Request.
Look through the listing for the word "我与地坛". Copy each line that has it.

Stored dataset items.
####

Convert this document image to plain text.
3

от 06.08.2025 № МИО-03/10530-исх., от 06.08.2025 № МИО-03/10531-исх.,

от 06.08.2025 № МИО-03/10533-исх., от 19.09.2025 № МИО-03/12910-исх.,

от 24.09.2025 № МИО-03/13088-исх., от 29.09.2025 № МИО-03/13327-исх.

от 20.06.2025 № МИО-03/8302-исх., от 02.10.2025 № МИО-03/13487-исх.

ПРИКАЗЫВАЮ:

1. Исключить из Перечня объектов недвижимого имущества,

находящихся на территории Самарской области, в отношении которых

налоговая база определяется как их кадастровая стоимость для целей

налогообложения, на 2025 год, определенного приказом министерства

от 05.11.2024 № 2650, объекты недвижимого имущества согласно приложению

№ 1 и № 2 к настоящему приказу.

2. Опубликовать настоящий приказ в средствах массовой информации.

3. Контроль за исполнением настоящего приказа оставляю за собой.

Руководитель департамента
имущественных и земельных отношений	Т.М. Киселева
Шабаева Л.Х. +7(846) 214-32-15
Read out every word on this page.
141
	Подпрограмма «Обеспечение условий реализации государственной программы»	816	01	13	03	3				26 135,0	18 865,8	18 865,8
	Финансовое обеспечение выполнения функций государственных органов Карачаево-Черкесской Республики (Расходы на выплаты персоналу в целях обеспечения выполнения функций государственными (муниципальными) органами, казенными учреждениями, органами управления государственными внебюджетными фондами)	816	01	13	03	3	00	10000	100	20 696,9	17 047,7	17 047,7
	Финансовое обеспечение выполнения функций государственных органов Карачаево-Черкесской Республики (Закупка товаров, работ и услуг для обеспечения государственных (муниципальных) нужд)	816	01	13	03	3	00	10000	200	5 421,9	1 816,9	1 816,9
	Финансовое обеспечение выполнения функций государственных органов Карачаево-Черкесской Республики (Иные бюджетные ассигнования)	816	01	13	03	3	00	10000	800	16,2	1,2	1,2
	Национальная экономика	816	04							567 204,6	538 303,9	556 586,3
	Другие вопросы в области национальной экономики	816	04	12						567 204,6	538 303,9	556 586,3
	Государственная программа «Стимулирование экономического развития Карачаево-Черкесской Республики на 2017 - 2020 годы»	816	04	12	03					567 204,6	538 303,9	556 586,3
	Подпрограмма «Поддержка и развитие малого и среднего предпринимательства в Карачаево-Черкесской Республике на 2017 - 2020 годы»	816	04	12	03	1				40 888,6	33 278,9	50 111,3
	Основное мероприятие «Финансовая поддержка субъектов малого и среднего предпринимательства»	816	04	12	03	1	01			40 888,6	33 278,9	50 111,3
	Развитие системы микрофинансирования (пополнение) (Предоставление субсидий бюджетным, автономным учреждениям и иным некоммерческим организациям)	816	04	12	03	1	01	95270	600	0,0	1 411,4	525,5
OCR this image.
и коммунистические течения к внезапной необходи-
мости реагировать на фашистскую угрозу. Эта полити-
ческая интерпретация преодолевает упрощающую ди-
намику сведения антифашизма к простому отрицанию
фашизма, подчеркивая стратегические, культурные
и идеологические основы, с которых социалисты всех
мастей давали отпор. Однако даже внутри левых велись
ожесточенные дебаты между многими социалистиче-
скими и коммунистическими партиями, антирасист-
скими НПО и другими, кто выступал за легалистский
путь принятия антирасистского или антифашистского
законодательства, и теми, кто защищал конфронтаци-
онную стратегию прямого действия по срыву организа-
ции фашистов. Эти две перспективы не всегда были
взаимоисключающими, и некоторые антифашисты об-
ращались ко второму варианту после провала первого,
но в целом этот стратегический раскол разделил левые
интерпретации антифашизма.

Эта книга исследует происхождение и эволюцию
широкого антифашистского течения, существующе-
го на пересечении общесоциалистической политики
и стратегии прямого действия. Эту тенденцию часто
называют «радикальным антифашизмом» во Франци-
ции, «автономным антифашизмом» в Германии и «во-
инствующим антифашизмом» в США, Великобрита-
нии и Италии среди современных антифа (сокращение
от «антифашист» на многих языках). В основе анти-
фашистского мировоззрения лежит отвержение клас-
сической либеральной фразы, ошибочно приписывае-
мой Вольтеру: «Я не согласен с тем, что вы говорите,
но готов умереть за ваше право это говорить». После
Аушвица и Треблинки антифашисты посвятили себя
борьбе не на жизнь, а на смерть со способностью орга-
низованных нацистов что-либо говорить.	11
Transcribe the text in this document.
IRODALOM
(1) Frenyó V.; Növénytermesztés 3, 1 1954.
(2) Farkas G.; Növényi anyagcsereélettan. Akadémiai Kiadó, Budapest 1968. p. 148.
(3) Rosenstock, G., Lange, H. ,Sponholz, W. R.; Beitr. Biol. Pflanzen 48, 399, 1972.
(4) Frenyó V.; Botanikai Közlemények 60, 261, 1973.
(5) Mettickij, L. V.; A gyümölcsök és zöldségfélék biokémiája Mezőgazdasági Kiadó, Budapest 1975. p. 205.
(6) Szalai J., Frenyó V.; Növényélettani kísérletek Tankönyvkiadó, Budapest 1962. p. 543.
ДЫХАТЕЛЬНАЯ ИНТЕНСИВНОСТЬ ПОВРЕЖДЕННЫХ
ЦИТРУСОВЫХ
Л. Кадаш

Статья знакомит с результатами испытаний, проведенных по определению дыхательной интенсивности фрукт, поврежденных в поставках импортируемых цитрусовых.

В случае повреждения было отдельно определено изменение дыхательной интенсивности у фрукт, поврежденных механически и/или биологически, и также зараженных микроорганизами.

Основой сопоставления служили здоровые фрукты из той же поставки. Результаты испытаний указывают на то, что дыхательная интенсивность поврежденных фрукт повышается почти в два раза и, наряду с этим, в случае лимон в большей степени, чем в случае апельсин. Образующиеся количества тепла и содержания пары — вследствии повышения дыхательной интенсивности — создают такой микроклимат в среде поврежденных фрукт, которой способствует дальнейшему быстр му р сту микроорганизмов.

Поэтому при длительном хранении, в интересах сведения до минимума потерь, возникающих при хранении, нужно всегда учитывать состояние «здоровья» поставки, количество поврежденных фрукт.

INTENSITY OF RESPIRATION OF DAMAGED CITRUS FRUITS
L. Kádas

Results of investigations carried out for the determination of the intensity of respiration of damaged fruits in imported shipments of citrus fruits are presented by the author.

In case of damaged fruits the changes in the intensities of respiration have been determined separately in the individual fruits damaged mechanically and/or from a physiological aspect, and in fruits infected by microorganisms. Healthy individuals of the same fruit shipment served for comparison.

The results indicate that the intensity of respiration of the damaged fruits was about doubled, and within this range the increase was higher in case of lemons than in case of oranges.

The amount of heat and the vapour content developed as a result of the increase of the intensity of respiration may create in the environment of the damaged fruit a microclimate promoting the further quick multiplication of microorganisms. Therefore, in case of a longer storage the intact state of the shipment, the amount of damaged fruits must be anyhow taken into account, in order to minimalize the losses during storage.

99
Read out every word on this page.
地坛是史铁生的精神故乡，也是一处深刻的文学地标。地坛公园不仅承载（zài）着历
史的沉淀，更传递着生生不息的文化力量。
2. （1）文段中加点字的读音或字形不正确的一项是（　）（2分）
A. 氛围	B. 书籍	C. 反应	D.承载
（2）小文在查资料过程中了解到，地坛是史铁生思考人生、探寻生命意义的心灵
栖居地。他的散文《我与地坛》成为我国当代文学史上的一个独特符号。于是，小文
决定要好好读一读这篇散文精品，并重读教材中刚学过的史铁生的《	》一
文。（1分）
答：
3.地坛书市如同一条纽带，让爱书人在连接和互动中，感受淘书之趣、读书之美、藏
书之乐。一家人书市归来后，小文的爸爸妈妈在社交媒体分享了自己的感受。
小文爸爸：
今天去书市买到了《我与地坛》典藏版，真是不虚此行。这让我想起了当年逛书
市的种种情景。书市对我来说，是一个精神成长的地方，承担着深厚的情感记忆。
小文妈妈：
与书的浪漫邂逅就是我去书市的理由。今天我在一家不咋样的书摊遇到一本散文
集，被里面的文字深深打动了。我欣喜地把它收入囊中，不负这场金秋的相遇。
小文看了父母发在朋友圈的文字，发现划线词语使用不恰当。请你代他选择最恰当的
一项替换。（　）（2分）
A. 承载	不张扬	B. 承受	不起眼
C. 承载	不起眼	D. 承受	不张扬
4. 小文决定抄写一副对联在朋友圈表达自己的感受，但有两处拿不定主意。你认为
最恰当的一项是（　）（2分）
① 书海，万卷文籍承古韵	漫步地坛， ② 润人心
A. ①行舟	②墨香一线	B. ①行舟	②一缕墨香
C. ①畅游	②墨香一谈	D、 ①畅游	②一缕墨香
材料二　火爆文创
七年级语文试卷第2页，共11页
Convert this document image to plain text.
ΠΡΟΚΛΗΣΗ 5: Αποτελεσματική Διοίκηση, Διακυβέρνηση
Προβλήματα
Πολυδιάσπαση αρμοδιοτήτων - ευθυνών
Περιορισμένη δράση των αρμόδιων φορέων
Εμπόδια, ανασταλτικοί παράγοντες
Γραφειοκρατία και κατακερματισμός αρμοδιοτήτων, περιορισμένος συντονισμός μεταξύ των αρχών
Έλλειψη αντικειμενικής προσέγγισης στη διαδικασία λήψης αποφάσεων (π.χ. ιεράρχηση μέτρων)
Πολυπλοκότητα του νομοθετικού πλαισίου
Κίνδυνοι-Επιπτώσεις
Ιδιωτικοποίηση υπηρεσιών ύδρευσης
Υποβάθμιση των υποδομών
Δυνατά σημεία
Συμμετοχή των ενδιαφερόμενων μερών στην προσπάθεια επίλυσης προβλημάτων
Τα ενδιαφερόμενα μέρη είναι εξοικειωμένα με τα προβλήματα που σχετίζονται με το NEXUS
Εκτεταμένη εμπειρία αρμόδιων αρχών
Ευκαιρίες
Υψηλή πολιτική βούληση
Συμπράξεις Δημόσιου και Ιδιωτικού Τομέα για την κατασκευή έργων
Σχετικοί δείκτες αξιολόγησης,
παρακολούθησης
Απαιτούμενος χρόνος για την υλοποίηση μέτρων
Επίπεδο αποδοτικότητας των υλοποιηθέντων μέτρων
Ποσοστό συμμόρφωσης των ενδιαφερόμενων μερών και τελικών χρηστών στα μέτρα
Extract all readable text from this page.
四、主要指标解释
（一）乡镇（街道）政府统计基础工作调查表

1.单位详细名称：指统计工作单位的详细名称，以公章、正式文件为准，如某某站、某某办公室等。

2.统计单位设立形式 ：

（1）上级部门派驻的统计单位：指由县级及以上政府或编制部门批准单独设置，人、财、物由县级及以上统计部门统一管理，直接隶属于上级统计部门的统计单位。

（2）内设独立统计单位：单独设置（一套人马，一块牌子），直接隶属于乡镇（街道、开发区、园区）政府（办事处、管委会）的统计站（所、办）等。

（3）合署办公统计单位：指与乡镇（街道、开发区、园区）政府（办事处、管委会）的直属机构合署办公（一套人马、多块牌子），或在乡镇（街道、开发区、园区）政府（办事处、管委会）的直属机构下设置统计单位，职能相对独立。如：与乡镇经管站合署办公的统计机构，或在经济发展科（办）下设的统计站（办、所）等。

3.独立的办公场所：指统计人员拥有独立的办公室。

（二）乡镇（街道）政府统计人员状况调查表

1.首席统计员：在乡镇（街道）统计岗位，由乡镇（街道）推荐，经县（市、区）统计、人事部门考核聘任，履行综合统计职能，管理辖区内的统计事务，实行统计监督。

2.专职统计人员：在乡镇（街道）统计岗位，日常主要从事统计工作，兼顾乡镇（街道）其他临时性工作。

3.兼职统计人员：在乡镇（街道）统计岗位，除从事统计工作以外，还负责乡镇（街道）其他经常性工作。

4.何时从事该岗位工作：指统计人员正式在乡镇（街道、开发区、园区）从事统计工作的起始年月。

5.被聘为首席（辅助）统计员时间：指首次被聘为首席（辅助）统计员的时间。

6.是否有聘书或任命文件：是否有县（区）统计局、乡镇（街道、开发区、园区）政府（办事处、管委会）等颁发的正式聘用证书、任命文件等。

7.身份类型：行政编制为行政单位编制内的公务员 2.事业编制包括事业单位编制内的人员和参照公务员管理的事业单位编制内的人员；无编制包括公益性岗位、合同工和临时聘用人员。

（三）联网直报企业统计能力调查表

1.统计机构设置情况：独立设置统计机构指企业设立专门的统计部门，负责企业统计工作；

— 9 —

####

Result of this task.
栖居地。他的散文《我与地坛》成为我国当代文学史上的一个独特符号。于是，小文
今天去书市买到了《我与地坛》典藏版，真是不虚此行。这让我想起了当年逛书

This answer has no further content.